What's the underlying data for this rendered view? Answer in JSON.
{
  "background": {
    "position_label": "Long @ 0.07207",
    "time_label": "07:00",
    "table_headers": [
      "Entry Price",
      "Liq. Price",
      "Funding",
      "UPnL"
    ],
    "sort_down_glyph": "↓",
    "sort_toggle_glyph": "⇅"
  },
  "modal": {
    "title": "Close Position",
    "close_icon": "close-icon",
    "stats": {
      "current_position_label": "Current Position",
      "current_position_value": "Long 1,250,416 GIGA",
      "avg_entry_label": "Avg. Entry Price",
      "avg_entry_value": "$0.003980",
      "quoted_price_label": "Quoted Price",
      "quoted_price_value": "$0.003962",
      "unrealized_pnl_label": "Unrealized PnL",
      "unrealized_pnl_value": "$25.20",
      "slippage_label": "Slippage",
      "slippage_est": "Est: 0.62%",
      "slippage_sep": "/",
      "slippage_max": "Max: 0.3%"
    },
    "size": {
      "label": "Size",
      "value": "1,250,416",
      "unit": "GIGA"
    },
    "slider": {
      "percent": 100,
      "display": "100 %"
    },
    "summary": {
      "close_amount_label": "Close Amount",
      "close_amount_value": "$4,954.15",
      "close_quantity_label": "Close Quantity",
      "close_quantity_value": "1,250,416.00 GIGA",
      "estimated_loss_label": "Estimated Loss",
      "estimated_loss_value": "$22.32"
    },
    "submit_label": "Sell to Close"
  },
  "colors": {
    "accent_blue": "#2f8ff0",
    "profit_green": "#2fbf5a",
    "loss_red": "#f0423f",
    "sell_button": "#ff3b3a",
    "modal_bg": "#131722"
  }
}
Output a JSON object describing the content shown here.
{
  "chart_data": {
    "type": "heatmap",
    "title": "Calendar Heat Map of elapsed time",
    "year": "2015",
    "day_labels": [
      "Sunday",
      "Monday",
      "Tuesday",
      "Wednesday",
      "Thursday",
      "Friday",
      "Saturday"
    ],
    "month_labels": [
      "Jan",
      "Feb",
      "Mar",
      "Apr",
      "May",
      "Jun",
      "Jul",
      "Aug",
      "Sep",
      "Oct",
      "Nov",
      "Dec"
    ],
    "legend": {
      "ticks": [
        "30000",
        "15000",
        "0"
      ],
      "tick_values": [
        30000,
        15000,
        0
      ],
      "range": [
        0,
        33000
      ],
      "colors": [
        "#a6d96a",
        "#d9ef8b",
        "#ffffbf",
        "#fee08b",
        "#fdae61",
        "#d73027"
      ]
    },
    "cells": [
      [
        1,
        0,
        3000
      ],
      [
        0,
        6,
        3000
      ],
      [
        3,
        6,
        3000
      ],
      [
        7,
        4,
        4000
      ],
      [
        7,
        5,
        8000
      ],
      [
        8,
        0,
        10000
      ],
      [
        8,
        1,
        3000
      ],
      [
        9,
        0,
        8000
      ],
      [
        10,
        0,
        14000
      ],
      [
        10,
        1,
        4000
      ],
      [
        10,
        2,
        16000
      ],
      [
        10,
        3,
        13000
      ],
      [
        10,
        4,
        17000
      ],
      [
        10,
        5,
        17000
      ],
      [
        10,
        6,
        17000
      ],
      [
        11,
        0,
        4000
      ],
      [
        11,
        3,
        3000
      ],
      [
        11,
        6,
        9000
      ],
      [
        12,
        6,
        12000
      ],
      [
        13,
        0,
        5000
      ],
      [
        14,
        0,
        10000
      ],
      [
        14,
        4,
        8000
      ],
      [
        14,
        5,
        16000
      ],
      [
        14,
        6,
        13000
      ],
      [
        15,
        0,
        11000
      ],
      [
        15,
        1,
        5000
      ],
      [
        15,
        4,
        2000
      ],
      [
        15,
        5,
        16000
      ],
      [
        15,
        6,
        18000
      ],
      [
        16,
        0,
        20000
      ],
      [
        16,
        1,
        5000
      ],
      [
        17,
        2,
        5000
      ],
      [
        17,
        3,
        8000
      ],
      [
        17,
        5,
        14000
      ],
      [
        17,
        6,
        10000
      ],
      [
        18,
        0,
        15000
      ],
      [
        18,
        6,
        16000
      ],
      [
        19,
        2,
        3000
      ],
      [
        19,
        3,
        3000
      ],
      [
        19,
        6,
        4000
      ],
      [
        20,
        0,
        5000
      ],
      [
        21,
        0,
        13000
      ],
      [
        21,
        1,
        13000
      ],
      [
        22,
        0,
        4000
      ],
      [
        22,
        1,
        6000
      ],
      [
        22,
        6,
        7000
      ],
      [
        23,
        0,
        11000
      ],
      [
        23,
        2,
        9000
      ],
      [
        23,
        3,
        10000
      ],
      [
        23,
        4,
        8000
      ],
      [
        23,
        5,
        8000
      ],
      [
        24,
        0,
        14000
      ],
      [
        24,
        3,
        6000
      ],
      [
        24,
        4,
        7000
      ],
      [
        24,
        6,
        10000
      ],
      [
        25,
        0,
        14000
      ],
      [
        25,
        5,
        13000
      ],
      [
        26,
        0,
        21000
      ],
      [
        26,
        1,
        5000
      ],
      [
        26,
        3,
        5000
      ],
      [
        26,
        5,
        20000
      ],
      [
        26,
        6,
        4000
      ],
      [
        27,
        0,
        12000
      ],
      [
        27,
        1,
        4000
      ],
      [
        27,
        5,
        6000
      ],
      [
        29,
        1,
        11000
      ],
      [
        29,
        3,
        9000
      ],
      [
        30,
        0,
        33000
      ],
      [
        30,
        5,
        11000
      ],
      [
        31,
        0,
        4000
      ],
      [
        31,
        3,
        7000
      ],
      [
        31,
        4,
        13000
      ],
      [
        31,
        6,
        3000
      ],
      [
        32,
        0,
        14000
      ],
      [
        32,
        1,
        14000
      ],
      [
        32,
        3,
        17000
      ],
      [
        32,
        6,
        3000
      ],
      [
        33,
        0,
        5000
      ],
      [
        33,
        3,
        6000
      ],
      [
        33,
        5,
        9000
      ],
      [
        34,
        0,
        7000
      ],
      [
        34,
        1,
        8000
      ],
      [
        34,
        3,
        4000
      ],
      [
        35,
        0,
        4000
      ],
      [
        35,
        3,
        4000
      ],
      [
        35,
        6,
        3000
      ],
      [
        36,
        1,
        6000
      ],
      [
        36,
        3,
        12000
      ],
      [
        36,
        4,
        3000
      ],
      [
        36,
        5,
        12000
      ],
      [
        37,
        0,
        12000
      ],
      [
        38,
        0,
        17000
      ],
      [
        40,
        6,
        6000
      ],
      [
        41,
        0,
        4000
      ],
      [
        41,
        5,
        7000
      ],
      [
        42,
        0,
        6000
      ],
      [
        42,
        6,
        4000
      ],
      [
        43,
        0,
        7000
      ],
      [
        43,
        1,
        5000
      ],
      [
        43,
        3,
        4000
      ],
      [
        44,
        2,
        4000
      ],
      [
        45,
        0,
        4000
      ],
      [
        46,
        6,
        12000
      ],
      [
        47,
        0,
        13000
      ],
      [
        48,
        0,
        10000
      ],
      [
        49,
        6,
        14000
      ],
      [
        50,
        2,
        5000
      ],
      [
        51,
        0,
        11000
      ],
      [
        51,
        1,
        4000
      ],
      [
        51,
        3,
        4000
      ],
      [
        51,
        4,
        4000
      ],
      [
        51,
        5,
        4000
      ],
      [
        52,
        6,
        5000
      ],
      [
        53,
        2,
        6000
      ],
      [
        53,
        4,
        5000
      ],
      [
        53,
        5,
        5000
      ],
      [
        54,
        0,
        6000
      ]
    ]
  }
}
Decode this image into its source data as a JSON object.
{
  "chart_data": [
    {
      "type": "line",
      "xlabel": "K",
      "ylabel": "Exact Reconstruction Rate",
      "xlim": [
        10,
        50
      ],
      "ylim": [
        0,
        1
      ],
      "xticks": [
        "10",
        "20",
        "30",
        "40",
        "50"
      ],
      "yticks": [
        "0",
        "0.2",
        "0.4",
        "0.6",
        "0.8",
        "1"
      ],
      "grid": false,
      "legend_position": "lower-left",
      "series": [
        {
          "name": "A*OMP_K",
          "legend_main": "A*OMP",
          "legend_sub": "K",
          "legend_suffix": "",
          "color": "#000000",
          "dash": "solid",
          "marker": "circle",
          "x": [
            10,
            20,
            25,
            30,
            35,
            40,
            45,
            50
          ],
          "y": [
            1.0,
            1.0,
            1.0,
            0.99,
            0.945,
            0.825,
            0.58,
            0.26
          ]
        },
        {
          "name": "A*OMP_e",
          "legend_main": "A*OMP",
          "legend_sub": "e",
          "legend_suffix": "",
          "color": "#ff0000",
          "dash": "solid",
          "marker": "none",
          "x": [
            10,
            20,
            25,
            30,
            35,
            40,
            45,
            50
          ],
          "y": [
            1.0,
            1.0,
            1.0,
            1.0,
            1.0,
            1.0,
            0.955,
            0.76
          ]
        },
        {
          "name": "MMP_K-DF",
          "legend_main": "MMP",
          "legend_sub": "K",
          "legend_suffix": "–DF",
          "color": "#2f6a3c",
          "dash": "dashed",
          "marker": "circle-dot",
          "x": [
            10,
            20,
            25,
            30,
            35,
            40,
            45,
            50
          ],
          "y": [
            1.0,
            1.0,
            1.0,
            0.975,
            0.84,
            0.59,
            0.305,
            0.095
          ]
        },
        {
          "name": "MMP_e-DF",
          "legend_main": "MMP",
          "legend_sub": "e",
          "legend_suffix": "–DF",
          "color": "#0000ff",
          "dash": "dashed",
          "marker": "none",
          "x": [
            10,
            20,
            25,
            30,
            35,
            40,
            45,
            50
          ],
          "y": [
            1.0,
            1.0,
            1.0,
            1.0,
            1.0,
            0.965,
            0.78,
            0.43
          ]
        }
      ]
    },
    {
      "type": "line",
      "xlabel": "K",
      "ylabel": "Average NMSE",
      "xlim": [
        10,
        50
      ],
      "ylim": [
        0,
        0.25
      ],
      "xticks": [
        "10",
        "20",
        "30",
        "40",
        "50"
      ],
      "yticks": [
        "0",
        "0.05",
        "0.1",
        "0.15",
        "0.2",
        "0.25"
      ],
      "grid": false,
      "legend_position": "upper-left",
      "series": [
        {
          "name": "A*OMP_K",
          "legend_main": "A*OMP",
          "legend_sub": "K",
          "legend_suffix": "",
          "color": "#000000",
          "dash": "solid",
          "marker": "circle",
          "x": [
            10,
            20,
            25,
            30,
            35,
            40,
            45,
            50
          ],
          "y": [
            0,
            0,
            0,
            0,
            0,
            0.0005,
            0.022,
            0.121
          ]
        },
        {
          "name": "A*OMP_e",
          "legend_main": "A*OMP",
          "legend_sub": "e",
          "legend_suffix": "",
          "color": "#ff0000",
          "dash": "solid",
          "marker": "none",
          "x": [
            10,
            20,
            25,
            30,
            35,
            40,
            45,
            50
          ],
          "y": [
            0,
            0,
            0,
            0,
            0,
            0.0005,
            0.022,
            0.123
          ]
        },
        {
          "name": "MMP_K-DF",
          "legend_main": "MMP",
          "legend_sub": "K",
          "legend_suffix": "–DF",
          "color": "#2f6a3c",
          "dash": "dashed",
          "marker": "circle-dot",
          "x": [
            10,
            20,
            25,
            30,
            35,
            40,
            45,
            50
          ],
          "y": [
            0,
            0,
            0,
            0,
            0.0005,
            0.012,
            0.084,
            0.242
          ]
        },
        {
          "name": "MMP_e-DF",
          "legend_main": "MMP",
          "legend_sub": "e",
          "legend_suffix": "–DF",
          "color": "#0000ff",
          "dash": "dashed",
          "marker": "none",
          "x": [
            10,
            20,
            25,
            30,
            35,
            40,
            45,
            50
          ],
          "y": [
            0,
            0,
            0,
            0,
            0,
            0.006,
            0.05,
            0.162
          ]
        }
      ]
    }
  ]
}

- [PROMPT] Find the lines containing "Long" and pull them out.

- [TASK ANSWER]
    "position_label": "Long @ 0.07207",
      "current_position_value": "Long 1,250,416 GIGA",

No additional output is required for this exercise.